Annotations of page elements
>> BEGIN

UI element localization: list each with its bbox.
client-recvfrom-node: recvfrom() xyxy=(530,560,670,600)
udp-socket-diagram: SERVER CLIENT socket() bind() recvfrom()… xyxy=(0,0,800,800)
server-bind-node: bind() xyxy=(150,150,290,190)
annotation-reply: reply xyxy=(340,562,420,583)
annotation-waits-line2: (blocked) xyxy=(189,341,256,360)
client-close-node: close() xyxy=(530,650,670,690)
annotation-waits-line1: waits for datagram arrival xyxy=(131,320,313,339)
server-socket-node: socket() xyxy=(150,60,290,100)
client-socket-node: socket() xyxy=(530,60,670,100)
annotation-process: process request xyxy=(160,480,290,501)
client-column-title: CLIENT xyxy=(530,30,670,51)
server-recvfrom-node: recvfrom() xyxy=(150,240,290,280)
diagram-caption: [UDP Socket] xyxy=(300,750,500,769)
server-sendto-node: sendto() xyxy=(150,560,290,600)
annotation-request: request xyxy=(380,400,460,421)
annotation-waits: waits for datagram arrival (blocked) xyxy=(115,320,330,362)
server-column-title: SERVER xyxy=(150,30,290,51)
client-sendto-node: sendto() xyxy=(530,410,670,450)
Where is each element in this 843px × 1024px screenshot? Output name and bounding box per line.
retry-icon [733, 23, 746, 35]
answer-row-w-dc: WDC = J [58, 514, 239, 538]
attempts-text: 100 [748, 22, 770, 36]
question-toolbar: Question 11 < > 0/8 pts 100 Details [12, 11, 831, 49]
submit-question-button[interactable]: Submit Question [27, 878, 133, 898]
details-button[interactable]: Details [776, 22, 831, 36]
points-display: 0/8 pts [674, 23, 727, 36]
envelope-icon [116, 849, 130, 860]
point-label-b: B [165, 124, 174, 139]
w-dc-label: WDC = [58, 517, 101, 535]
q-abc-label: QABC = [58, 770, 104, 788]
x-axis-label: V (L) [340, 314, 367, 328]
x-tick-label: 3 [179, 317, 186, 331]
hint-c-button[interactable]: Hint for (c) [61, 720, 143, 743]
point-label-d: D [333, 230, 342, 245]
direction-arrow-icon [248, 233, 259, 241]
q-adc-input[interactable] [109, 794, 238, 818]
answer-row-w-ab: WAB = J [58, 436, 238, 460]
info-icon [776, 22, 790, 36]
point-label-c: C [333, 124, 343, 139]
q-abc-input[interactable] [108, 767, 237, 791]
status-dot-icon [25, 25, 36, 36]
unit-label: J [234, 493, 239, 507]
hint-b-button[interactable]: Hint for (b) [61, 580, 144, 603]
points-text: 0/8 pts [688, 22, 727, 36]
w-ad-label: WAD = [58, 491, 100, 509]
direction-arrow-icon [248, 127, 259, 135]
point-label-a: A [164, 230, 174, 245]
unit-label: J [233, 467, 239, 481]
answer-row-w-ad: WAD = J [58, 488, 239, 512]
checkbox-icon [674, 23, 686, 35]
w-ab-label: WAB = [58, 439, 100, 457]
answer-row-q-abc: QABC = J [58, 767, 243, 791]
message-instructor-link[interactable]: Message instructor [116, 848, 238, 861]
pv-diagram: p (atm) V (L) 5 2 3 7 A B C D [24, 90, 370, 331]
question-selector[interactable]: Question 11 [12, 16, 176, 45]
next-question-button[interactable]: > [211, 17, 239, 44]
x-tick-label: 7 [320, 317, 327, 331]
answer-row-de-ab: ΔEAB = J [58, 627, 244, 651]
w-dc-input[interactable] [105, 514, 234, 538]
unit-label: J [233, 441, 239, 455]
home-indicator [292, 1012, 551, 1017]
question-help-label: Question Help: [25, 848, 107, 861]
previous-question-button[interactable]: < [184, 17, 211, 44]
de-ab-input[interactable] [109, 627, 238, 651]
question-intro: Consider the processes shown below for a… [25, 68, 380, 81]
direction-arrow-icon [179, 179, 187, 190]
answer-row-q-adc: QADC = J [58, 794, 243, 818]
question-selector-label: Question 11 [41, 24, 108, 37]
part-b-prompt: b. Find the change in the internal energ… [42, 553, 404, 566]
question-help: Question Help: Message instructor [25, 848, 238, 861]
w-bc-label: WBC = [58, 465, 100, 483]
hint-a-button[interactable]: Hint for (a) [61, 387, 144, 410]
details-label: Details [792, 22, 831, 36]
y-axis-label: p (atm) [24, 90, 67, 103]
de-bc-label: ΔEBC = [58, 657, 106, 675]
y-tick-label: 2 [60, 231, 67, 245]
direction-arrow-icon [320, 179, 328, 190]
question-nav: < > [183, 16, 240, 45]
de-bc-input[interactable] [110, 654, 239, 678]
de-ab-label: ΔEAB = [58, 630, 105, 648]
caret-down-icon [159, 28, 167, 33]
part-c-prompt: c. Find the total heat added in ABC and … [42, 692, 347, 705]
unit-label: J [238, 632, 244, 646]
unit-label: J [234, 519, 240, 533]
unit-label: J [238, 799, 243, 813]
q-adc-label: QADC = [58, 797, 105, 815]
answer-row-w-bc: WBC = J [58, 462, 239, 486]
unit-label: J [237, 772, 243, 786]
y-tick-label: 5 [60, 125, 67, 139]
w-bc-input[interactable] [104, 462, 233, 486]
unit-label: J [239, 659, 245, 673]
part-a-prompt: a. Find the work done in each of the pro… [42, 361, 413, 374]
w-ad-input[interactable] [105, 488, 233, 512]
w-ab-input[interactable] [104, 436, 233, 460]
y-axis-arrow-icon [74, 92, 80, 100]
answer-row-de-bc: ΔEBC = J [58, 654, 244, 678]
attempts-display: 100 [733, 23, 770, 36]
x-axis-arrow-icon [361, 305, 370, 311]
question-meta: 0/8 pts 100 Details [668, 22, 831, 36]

>> END

### Challenge
Extract every line from all of the records above and reproduce each one character for character.

### Solution below
UI element localization: list each with its bbox.
client-recvfrom-node: recvfrom() xyxy=(530,560,670,600)
udp-socket-diagram: SERVER CLIENT socket() bind() recvfrom()… xyxy=(0,0,800,800)
server-bind-node: bind() xyxy=(150,150,290,190)
annotation-reply: reply xyxy=(340,562,420,583)
annotation-waits-line2: (blocked) xyxy=(189,341,256,360)
client-close-node: close() xyxy=(530,650,670,690)
annotation-waits-line1: waits for datagram arrival xyxy=(131,320,313,339)
server-socket-node: socket() xyxy=(150,60,290,100)
client-socket-node: socket() xyxy=(530,60,670,100)
annotation-process: process request xyxy=(160,480,290,501)
client-column-title: CLIENT xyxy=(530,30,670,51)
server-recvfrom-node: recvfrom() xyxy=(150,240,290,280)
diagram-caption: [UDP Socket] xyxy=(300,750,500,769)
server-sendto-node: sendto() xyxy=(150,560,290,600)
annotation-request: request xyxy=(380,400,460,421)
annotation-waits: waits for datagram arrival (blocked) xyxy=(115,320,330,362)
server-column-title: SERVER xyxy=(150,30,290,51)
client-sendto-node: sendto() xyxy=(530,410,670,450)
Where is each element in this 843px × 1024px screenshot? Output name and bounding box per line.
retry-icon [733, 23, 746, 35]
answer-row-w-dc: WDC = J [58, 514, 239, 538]
attempts-text: 100 [748, 22, 770, 36]
question-toolbar: Question 11 < > 0/8 pts 100 Details [12, 11, 831, 49]
submit-question-button[interactable]: Submit Question [27, 878, 133, 898]
details-button[interactable]: Details [776, 22, 831, 36]
points-display: 0/8 pts [674, 23, 727, 36]
envelope-icon [116, 849, 130, 860]
point-label-b: B [165, 124, 174, 139]
w-dc-label: WDC = [58, 517, 101, 535]
q-abc-label: QABC = [58, 770, 104, 788]
x-axis-label: V (L) [340, 314, 367, 328]
x-tick-label: 3 [179, 317, 186, 331]
hint-c-button[interactable]: Hint for (c) [61, 720, 143, 743]
point-label-d: D [333, 230, 342, 245]
direction-arrow-icon [248, 233, 259, 241]
q-adc-input[interactable] [109, 794, 238, 818]
answer-row-w-ab: WAB = J [58, 436, 238, 460]
info-icon [776, 22, 790, 36]
point-label-c: C [333, 124, 343, 139]
q-abc-input[interactable] [108, 767, 237, 791]
status-dot-icon [25, 25, 36, 36]
unit-label: J [234, 493, 239, 507]
hint-b-button[interactable]: Hint for (b) [61, 580, 144, 603]
points-text: 0/8 pts [688, 22, 727, 36]
w-ad-label: WAD = [58, 491, 100, 509]
direction-arrow-icon [248, 127, 259, 135]
point-label-a: A [164, 230, 174, 245]
unit-label: J [233, 467, 239, 481]
answer-row-w-ad: WAD = J [58, 488, 239, 512]
checkbox-icon [674, 23, 686, 35]
w-ab-label: WAB = [58, 439, 100, 457]
answer-row-q-abc: QABC = J [58, 767, 243, 791]
message-instructor-link[interactable]: Message instructor [116, 848, 238, 861]
pv-diagram: p (atm) V (L) 5 2 3 7 A B C D [24, 90, 370, 331]
question-selector[interactable]: Question 11 [12, 16, 176, 45]
next-question-button[interactable]: > [211, 17, 239, 44]
x-tick-label: 7 [320, 317, 327, 331]
answer-row-de-ab: ΔEAB = J [58, 627, 244, 651]
w-dc-input[interactable] [105, 514, 234, 538]
unit-label: J [233, 441, 239, 455]
home-indicator [292, 1012, 551, 1017]
question-help-label: Question Help: [25, 848, 107, 861]
previous-question-button[interactable]: < [184, 17, 211, 44]
de-ab-input[interactable] [109, 627, 238, 651]
question-intro: Consider the processes shown below for a… [25, 68, 380, 81]
direction-arrow-icon [179, 179, 187, 190]
answer-row-q-adc: QADC = J [58, 794, 243, 818]
question-selector-label: Question 11 [41, 24, 108, 37]
part-b-prompt: b. Find the change in the internal energ… [42, 553, 404, 566]
question-help: Question Help: Message instructor [25, 848, 238, 861]
w-bc-label: WBC = [58, 465, 100, 483]
hint-a-button[interactable]: Hint for (a) [61, 387, 144, 410]
details-label: Details [792, 22, 831, 36]
y-axis-label: p (atm) [24, 90, 67, 103]
de-bc-label: ΔEBC = [58, 657, 106, 675]
y-tick-label: 2 [60, 231, 67, 245]
direction-arrow-icon [320, 179, 328, 190]
question-nav: < > [183, 16, 240, 45]
de-bc-input[interactable] [110, 654, 239, 678]
de-ab-label: ΔEAB = [58, 630, 105, 648]
caret-down-icon [159, 28, 167, 33]
part-c-prompt: c. Find the total heat added in ABC and … [42, 692, 347, 705]
unit-label: J [238, 632, 244, 646]
unit-label: J [234, 519, 240, 533]
unit-label: J [238, 799, 243, 813]
q-adc-label: QADC = [58, 797, 105, 815]
answer-row-w-bc: WBC = J [58, 462, 239, 486]
unit-label: J [237, 772, 243, 786]
y-tick-label: 5 [60, 125, 67, 139]
w-bc-input[interactable] [104, 462, 233, 486]
unit-label: J [239, 659, 245, 673]
part-a-prompt: a. Find the work done in each of the pro… [42, 361, 413, 374]
w-ad-input[interactable] [105, 488, 233, 512]
w-ab-input[interactable] [104, 436, 233, 460]
y-axis-arrow-icon [74, 92, 80, 100]
answer-row-de-bc: ΔEBC = J [58, 654, 244, 678]
attempts-display: 100 [733, 23, 770, 36]
x-axis-arrow-icon [361, 305, 370, 311]
question-meta: 0/8 pts 100 Details [668, 22, 831, 36]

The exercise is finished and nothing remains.